Saved entries
—————

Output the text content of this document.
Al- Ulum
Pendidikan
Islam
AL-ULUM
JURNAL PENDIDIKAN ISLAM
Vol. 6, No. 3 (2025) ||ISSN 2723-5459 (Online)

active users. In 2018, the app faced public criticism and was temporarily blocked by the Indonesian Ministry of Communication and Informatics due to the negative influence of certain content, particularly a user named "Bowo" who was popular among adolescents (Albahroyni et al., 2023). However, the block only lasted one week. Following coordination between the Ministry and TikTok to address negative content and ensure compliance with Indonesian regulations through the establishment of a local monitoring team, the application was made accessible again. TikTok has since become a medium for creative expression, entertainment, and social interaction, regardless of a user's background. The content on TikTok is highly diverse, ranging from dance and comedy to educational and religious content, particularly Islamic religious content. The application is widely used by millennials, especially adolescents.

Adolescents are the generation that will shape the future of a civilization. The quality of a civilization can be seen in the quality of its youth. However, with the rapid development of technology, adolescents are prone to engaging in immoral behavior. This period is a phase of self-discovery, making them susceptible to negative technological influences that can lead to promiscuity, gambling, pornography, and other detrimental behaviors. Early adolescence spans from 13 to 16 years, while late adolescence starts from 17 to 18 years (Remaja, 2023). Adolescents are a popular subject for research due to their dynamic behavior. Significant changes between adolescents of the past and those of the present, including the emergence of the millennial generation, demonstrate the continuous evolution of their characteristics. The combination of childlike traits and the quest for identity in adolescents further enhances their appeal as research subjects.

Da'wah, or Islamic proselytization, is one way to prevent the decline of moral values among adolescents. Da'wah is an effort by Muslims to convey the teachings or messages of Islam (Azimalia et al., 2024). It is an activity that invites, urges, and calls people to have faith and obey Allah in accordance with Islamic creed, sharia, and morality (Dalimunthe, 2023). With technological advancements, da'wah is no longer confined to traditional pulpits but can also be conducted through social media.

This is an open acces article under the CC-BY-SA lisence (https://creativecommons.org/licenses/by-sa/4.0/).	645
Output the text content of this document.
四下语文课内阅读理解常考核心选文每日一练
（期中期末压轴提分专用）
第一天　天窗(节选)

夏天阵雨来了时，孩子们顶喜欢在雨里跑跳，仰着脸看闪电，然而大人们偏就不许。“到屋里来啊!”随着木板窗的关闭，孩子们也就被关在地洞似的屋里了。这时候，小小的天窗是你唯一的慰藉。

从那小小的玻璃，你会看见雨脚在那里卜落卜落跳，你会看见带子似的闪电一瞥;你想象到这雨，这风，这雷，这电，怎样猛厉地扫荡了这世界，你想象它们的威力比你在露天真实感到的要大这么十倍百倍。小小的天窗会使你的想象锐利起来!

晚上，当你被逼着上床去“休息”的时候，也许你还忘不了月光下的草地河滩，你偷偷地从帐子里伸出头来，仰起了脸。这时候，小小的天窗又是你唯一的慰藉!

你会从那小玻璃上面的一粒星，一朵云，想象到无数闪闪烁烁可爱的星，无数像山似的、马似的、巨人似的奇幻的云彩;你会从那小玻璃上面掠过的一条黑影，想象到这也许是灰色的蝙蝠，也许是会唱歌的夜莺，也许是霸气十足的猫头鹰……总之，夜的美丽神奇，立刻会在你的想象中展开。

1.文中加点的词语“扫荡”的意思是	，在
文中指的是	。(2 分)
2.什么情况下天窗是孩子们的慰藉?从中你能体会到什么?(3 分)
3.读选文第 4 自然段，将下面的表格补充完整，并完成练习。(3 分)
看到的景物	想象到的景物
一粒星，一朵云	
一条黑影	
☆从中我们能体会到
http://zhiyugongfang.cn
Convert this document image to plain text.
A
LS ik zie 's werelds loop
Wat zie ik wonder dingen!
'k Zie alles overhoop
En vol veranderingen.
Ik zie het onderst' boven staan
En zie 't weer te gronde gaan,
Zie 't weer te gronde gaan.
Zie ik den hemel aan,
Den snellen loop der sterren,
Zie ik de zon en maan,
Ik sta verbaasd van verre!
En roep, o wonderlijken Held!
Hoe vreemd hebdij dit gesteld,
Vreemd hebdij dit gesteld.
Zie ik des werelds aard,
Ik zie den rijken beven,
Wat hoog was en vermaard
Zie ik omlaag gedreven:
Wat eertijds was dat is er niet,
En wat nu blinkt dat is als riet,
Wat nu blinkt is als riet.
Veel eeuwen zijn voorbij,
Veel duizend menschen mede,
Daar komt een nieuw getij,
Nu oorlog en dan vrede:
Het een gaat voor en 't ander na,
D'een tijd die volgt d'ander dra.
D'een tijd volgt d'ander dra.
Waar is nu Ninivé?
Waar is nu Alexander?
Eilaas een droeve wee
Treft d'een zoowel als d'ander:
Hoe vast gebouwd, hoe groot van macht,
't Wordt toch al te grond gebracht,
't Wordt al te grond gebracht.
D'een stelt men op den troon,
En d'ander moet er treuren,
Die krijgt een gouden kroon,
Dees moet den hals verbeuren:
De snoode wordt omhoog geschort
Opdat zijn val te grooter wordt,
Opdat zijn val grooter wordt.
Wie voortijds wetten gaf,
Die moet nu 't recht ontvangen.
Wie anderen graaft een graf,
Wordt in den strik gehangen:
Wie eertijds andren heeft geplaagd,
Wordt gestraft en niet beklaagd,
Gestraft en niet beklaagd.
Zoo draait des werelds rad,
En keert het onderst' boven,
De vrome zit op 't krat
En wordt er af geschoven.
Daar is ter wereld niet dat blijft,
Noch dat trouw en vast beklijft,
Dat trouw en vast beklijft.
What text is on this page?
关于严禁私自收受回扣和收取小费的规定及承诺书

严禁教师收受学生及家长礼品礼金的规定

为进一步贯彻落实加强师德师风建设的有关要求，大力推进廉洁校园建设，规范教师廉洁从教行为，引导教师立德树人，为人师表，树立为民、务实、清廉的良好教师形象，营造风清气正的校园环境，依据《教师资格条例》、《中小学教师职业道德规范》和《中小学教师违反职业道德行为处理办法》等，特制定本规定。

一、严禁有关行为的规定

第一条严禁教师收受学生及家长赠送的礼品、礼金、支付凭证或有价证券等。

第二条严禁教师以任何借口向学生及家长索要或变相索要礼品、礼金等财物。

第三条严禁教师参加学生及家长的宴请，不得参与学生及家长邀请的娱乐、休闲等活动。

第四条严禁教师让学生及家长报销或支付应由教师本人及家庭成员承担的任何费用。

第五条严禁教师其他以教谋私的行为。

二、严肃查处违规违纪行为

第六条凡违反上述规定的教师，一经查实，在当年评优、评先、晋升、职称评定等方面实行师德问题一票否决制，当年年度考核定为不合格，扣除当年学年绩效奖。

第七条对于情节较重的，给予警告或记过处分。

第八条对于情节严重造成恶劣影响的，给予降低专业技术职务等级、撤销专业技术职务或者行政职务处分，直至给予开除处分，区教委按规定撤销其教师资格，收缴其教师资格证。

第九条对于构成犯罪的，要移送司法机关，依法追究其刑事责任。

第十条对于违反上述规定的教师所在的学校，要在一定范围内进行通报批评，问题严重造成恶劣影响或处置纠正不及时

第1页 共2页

—————

** Problem to solve **
Extract the listing in its entirety, matching it exactly.

** Result **
Output the text content of this document.
Al- Ulum
Pendidikan
Islam
AL-ULUM
JURNAL PENDIDIKAN ISLAM
Vol. 6, No. 3 (2025) ||ISSN 2723-5459 (Online)

active users. In 2018, the app faced public criticism and was temporarily blocked by the Indonesian Ministry of Communication and Informatics due to the negative influence of certain content, particularly a user named "Bowo" who was popular among adolescents (Albahroyni et al., 2023). However, the block only lasted one week. Following coordination between the Ministry and TikTok to address negative content and ensure compliance with Indonesian regulations through the establishment of a local monitoring team, the application was made accessible again. TikTok has since become a medium for creative expression, entertainment, and social interaction, regardless of a user's background. The content on TikTok is highly diverse, ranging from dance and comedy to educational and religious content, particularly Islamic religious content. The application is widely used by millennials, especially adolescents.

Adolescents are the generation that will shape the future of a civilization. The quality of a civilization can be seen in the quality of its youth. However, with the rapid development of technology, adolescents are prone to engaging in immoral behavior. This period is a phase of self-discovery, making them susceptible to negative technological influences that can lead to promiscuity, gambling, pornography, and other detrimental behaviors. Early adolescence spans from 13 to 16 years, while late adolescence starts from 17 to 18 years (Remaja, 2023). Adolescents are a popular subject for research due to their dynamic behavior. Significant changes between adolescents of the past and those of the present, including the emergence of the millennial generation, demonstrate the continuous evolution of their characteristics. The combination of childlike traits and the quest for identity in adolescents further enhances their appeal as research subjects.

Da'wah, or Islamic proselytization, is one way to prevent the decline of moral values among adolescents. Da'wah is an effort by Muslims to convey the teachings or messages of Islam (Azimalia et al., 2024). It is an activity that invites, urges, and calls people to have faith and obey Allah in accordance with Islamic creed, sharia, and morality (Dalimunthe, 2023). With technological advancements, da'wah is no longer confined to traditional pulpits but can also be conducted through social media.

This is an open acces article under the CC-BY-SA lisence (https://creativecommons.org/licenses/by-sa/4.0/).	645
Output the text content of this document.
四下语文课内阅读理解常考核心选文每日一练
（期中期末压轴提分专用）
第一天　天窗(节选)

夏天阵雨来了时，孩子们顶喜欢在雨里跑跳，仰着脸看闪电，然而大人们偏就不许。“到屋里来啊!”随着木板窗的关闭，孩子们也就被关在地洞似的屋里了。这时候，小小的天窗是你唯一的慰藉。

从那小小的玻璃，你会看见雨脚在那里卜落卜落跳，你会看见带子似的闪电一瞥;你想象到这雨，这风，这雷，这电，怎样猛厉地扫荡了这世界，你想象它们的威力比你在露天真实感到的要大这么十倍百倍。小小的天窗会使你的想象锐利起来!

晚上，当你被逼着上床去“休息”的时候，也许你还忘不了月光下的草地河滩，你偷偷地从帐子里伸出头来，仰起了脸。这时候，小小的天窗又是你唯一的慰藉!

你会从那小玻璃上面的一粒星，一朵云，想象到无数闪闪烁烁可爱的星，无数像山似的、马似的、巨人似的奇幻的云彩;你会从那小玻璃上面掠过的一条黑影，想象到这也许是灰色的蝙蝠，也许是会唱歌的夜莺，也许是霸气十足的猫头鹰……总之，夜的美丽神奇，立刻会在你的想象中展开。

1.文中加点的词语“扫荡”的意思是	，在
文中指的是	。(2 分)
2.什么情况下天窗是孩子们的慰藉?从中你能体会到什么?(3 分)
3.读选文第 4 自然段，将下面的表格补充完整，并完成练习。(3 分)
看到的景物	想象到的景物
一粒星，一朵云	
一条黑影	
☆从中我们能体会到
http://zhiyugongfang.cn
Convert this document image to plain text.
A
LS ik zie 's werelds loop
Wat zie ik wonder dingen!
'k Zie alles overhoop
En vol veranderingen.
Ik zie het onderst' boven staan
En zie 't weer te gronde gaan,
Zie 't weer te gronde gaan.
Zie ik den hemel aan,
Den snellen loop der sterren,
Zie ik de zon en maan,
Ik sta verbaasd van verre!
En roep, o wonderlijken Held!
Hoe vreemd hebdij dit gesteld,
Vreemd hebdij dit gesteld.
Zie ik des werelds aard,
Ik zie den rijken beven,
Wat hoog was en vermaard
Zie ik omlaag gedreven:
Wat eertijds was dat is er niet,
En wat nu blinkt dat is als riet,
Wat nu blinkt is als riet.
Veel eeuwen zijn voorbij,
Veel duizend menschen mede,
Daar komt een nieuw getij,
Nu oorlog en dan vrede:
Het een gaat voor en 't ander na,
D'een tijd die volgt d'ander dra.
D'een tijd volgt d'ander dra.
Waar is nu Ninivé?
Waar is nu Alexander?
Eilaas een droeve wee
Treft d'een zoowel als d'ander:
Hoe vast gebouwd, hoe groot van macht,
't Wordt toch al te grond gebracht,
't Wordt al te grond gebracht.
D'een stelt men op den troon,
En d'ander moet er treuren,
Die krijgt een gouden kroon,
Dees moet den hals verbeuren:
De snoode wordt omhoog geschort
Opdat zijn val te grooter wordt,
Opdat zijn val grooter wordt.
Wie voortijds wetten gaf,
Die moet nu 't recht ontvangen.
Wie anderen graaft een graf,
Wordt in den strik gehangen:
Wie eertijds andren heeft geplaagd,
Wordt gestraft en niet beklaagd,
Gestraft en niet beklaagd.
Zoo draait des werelds rad,
En keert het onderst' boven,
De vrome zit op 't krat
En wordt er af geschoven.
Daar is ter wereld niet dat blijft,
Noch dat trouw en vast beklijft,
Dat trouw en vast beklijft.
What text is on this page?
关于严禁私自收受回扣和收取小费的规定及承诺书

严禁教师收受学生及家长礼品礼金的规定

为进一步贯彻落实加强师德师风建设的有关要求，大力推进廉洁校园建设，规范教师廉洁从教行为，引导教师立德树人，为人师表，树立为民、务实、清廉的良好教师形象，营造风清气正的校园环境，依据《教师资格条例》、《中小学教师职业道德规范》和《中小学教师违反职业道德行为处理办法》等，特制定本规定。

一、严禁有关行为的规定

第一条严禁教师收受学生及家长赠送的礼品、礼金、支付凭证或有价证券等。

第二条严禁教师以任何借口向学生及家长索要或变相索要礼品、礼金等财物。

第三条严禁教师参加学生及家长的宴请，不得参与学生及家长邀请的娱乐、休闲等活动。

第四条严禁教师让学生及家长报销或支付应由教师本人及家庭成员承担的任何费用。

第五条严禁教师其他以教谋私的行为。

二、严肃查处违规违纪行为

第六条凡违反上述规定的教师，一经查实，在当年评优、评先、晋升、职称评定等方面实行师德问题一票否决制，当年年度考核定为不合格，扣除当年学年绩效奖。

第七条对于情节较重的，给予警告或记过处分。

第八条对于情节严重造成恶劣影响的，给予降低专业技术职务等级、撤销专业技术职务或者行政职务处分，直至给予开除处分，区教委按规定撤销其教师资格，收缴其教师资格证。

第九条对于构成犯罪的，要移送司法机关，依法追究其刑事责任。

第十条对于违反上述规定的教师所在的学校，要在一定范围内进行通报批评，问题严重造成恶劣影响或处置纠正不及时

第1页 共2页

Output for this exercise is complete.